— start of Listed records —

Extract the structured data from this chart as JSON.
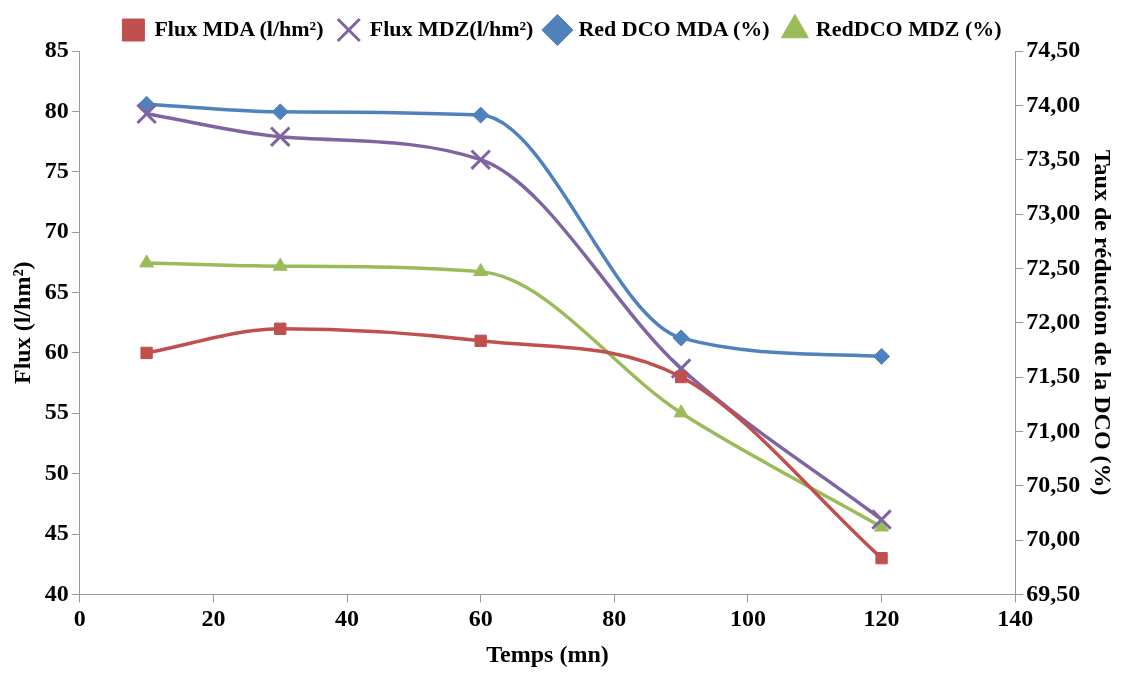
{
  "chart_data": {
    "type": "line",
    "xlabel": "Temps (mn)",
    "ylabel": "Flux (l/hm²)",
    "y2label": "Taux de réduction de la DCO (%)",
    "x": [
      10,
      30,
      60,
      90,
      120
    ],
    "series": [
      {
        "name": "Flux MDA (l/hm²)",
        "color": "#c0504d",
        "marker": "square",
        "values": [
          60,
          62,
          61,
          58,
          43
        ]
      },
      {
        "name": "Flux MDZ(l/hm²)",
        "color": "#8064a2",
        "marker": "cross",
        "values": [
          79.8,
          77.9,
          76,
          58.7,
          46.2
        ]
      },
      {
        "name": "Red DCO MDA (%)",
        "color": "#4f81bd",
        "marker": "diamond",
        "axis": "y2",
        "values": [
          74.01,
          73.94,
          73.91,
          71.86,
          71.69
        ]
      },
      {
        "name": "RedDCO MDZ (%)",
        "color": "#9bbb59",
        "marker": "triangle",
        "axis": "y2",
        "values": [
          72.55,
          72.52,
          72.47,
          71.17,
          70.12
        ]
      }
    ],
    "xlim": [
      0,
      140
    ],
    "xticks": [
      0,
      20,
      40,
      60,
      80,
      100,
      120,
      140
    ],
    "ylim": [
      40,
      85
    ],
    "yticks": [
      40,
      45,
      50,
      55,
      60,
      65,
      70,
      75,
      80,
      85
    ],
    "y2lim": [
      69.5,
      74.5
    ],
    "y2ticks": [
      {
        "value": 69.5,
        "label": "69,50"
      },
      {
        "value": 70,
        "label": "70,00"
      },
      {
        "value": 70.5,
        "label": "70,50"
      },
      {
        "value": 71,
        "label": "71,00"
      },
      {
        "value": 71.5,
        "label": "71,50"
      },
      {
        "value": 72,
        "label": "72,00"
      },
      {
        "value": 72.5,
        "label": "72,50"
      },
      {
        "value": 73,
        "label": "73,00"
      },
      {
        "value": 73.5,
        "label": "73,50"
      },
      {
        "value": 74,
        "label": "74,00"
      },
      {
        "value": 74.5,
        "label": "74,50"
      }
    ],
    "grid": false,
    "legend": "top",
    "line_style": "solid"
  }
}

— end of Listed records —

(Written problem) Print every entry exactly as written, without the pictures.

(Output)
Extract the structured data from this chart as JSON.
{
  "chart_data": {
    "type": "line",
    "xlabel": "Temps (mn)",
    "ylabel": "Flux (l/hm²)",
    "y2label": "Taux de réduction de la DCO (%)",
    "x": [
      10,
      30,
      60,
      90,
      120
    ],
    "series": [
      {
        "name": "Flux MDA (l/hm²)",
        "color": "#c0504d",
        "marker": "square",
        "values": [
          60,
          62,
          61,
          58,
          43
        ]
      },
      {
        "name": "Flux MDZ(l/hm²)",
        "color": "#8064a2",
        "marker": "cross",
        "values": [
          79.8,
          77.9,
          76,
          58.7,
          46.2
        ]
      },
      {
        "name": "Red DCO MDA (%)",
        "color": "#4f81bd",
        "marker": "diamond",
        "axis": "y2",
        "values": [
          74.01,
          73.94,
          73.91,
          71.86,
          71.69
        ]
      },
      {
        "name": "RedDCO MDZ (%)",
        "color": "#9bbb59",
        "marker": "triangle",
        "axis": "y2",
        "values": [
          72.55,
          72.52,
          72.47,
          71.17,
          70.12
        ]
      }
    ],
    "xlim": [
      0,
      140
    ],
    "xticks": [
      0,
      20,
      40,
      60,
      80,
      100,
      120,
      140
    ],
    "ylim": [
      40,
      85
    ],
    "yticks": [
      40,
      45,
      50,
      55,
      60,
      65,
      70,
      75,
      80,
      85
    ],
    "y2lim": [
      69.5,
      74.5
    ],
    "y2ticks": [
      {
        "value": 69.5,
        "label": "69,50"
      },
      {
        "value": 70,
        "label": "70,00"
      },
      {
        "value": 70.5,
        "label": "70,50"
      },
      {
        "value": 71,
        "label": "71,00"
      },
      {
        "value": 71.5,
        "label": "71,50"
      },
      {
        "value": 72,
        "label": "72,00"
      },
      {
        "value": 72.5,
        "label": "72,50"
      },
      {
        "value": 73,
        "label": "73,00"
      },
      {
        "value": 73.5,
        "label": "73,50"
      },
      {
        "value": 74,
        "label": "74,00"
      },
      {
        "value": 74.5,
        "label": "74,50"
      }
    ],
    "grid": false,
    "legend": "top",
    "line_style": "solid"
  }
}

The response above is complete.